==== Excerpt provided ====

I think Audre and James knew this pain intimately. I imagine that deep inside of their biology, there was some sort of mirror that they looked into often, seeing themselves, thinking against themselves, and delivering, in my opinion, some of the clearest messages on the state of humanity. And here we are today. It alarms me how relevant a book written in the 1960s remains to my life, my wellbeing, and my ability to survive and thrive. Today, three days after Speaking Down Barriers held space for black people of color to engage healing and renewal, we are witnesses to at least three more black deaths that we know of at the hands of police officers. Today, I feel the call for us all to stop whatever it is we are doing. I feel the call for us to stop thinking whatever it is that we believe we know. I feel the call to stop and find our mirrors.
Where did Audre Lorde and James Baldwin find their strength?
Could it have been in seeing themselves for who they truly were? Could it have been for understanding their bodies for what they politically are in the United States? Could it have been in sharing their gifts to shine a light upon it all so that we might see? I am not certain, but I believe that if white people in the United States began to understand their history, they would better understand their unconscious fear and false ideas of who they are. This would call into question the privilege and power structures of this nation. I think that people of color in the United States who have bought into the false security of white supremacy might begin to dust off their mirrors as well. I believe that in beginning to point back at ourselves rather than at “the racist person over there” or our often choice of pointing at the marginalized among us as if they are somehow the root cause of their experiences of poverty, crime, educational gaps, wealth gaps, city erosion, or other social ills—we might arrive at a true starting point.

==== Data supplied ====

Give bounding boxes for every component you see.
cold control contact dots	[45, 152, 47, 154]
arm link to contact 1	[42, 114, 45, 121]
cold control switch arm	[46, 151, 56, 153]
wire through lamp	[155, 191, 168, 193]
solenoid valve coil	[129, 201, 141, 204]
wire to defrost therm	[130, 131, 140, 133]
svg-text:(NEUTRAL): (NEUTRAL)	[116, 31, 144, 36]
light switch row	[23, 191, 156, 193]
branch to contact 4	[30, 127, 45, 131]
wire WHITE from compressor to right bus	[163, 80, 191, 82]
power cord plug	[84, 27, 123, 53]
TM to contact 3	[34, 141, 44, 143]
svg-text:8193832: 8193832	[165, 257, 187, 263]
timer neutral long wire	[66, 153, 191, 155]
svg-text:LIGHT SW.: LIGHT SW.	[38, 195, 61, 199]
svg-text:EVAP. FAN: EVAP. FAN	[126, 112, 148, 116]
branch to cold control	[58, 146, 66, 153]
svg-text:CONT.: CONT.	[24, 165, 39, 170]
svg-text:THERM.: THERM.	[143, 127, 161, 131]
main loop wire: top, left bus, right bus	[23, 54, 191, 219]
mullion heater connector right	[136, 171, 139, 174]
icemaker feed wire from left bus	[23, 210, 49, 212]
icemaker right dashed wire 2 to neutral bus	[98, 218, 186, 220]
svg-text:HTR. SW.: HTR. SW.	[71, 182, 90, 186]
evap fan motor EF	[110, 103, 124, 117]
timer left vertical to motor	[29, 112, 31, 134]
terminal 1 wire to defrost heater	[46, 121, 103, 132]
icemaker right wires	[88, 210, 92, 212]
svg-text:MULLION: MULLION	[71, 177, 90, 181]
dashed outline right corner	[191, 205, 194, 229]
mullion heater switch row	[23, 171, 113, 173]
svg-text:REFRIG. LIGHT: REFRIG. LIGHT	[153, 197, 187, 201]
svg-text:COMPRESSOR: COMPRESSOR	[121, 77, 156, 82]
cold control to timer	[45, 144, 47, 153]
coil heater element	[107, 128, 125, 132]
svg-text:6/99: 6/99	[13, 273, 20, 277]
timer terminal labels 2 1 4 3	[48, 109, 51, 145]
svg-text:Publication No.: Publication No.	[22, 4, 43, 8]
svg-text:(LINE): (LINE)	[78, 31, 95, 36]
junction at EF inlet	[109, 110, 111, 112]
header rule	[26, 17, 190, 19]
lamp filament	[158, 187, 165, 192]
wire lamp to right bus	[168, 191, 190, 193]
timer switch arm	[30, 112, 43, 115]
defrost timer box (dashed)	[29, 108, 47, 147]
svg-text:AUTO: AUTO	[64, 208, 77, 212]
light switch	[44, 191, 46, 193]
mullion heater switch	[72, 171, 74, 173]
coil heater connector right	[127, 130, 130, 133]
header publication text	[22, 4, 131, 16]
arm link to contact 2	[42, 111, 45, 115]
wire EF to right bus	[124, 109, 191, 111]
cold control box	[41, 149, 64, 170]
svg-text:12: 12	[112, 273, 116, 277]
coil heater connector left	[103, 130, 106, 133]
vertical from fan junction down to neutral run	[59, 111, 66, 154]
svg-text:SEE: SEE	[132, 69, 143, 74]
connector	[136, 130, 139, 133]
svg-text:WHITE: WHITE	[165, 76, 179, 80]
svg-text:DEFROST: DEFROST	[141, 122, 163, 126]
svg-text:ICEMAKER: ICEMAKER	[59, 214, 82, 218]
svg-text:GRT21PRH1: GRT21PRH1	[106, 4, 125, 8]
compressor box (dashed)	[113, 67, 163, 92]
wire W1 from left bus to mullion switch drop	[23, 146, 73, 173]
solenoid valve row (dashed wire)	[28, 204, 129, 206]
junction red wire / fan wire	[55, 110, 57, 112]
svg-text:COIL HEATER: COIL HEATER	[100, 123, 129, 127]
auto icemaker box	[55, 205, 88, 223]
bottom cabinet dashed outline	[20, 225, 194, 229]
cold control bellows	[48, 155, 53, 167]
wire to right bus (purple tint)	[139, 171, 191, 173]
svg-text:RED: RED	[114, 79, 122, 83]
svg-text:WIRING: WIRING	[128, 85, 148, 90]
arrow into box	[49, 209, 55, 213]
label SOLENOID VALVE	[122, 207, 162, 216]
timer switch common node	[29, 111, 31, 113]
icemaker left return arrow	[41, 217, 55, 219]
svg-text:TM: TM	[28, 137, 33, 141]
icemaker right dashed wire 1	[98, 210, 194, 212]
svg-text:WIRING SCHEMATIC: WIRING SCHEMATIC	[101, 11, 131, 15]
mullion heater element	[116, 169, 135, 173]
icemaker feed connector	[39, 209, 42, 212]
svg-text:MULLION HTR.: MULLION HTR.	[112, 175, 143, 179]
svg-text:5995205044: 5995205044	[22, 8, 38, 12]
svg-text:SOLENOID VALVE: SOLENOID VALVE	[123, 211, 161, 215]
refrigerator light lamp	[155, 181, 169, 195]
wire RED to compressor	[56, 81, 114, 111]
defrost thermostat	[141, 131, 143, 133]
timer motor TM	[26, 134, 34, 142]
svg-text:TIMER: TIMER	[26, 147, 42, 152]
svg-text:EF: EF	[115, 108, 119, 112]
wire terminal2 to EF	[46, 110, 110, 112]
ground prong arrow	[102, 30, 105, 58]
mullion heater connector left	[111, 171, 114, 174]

====

Action item A:
In the essay on Audre Lorde and James Baldwin, how many days had passed since Speaking Down Barriers held space for black people of color to engage healing and renewal?
Action item B:
Proceed with the essay on Audre Lorde and James Baldwin, picking up after its final sentence.
The records are not needed here.

Task answer A:
Three days.

Task answer B:
When I say ourselves, I mean specifically white people need to see themselves for who they truly are, engage the higher power who loves justice, and work to eradicate white supremacy at its root. I mean specifically all people of color, the LGBTQ community, and other marginalized groups must face themselves, remembering the higher power who loves justice and loves them, uniting to heal, build, and constantly progress forward beyond the illusive safety of white supremacy and into an equitable space of belonging for all of humanity.
If we do not, I believe Baldwin’s use of biblical scripture is correct to say “the fire next time” and I believe Lorde is right to caution us in how our own failure to see ourselves clearly perpetuates violence, terror, and the death of our fellow human.
The violence that comes for your fellow human can always come for you.